[Saved entries]
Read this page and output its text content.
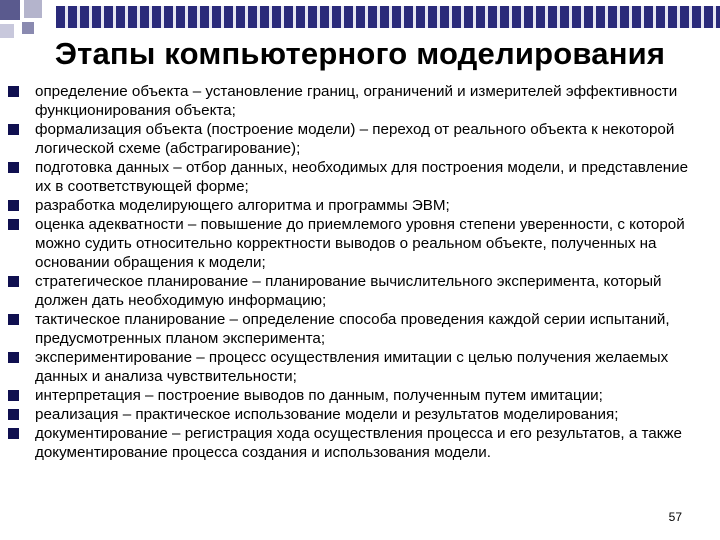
Этапы компьютерного моделирования
определение объекта – установление границ, ограничений и измерителей эффективности функционирования объекта;
формализация объекта (построение модели) – переход от реального объекта к некоторой логической схеме (абстрагирование);
подготовка данных – отбор данных, необходимых для построения модели, и представление их в соответствующей форме;
разработка моделирующего алгоритма и программы ЭВМ;
оценка адекватности – повышение до приемлемого уровня степени уверенности, с которой можно судить относительно корректности выводов о реальном объекте, полученных на основании обращения к модели;
стратегическое планирование – планирование вычислительного эксперимента, который должен дать необходимую информацию;
тактическое планирование – определение способа проведения каждой серии испытаний, предусмотренных планом эксперимента;
экспериментирование – процесс осуществления имитации с целью получения желаемых данных и анализа чувствительности;
интерпретация – построение выводов по данным, полученным путем имитации;
реализация – практическое использование модели и результатов моделирования;
документирование – регистрация хода осуществления процесса и его результатов, а также документирование процесса создания и использования модели.
57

### AIM
Extract every line above that contains the word "выводов".

### THE OUTPUT
оценка адекватности – повышение до приемлемого уровня степени уверенности, с которой можно судить относительно корректности выводов о реальном объекте, полученных на основании обращения к модели;
интерпретация – построение выводов по данным, полученным путем имитации;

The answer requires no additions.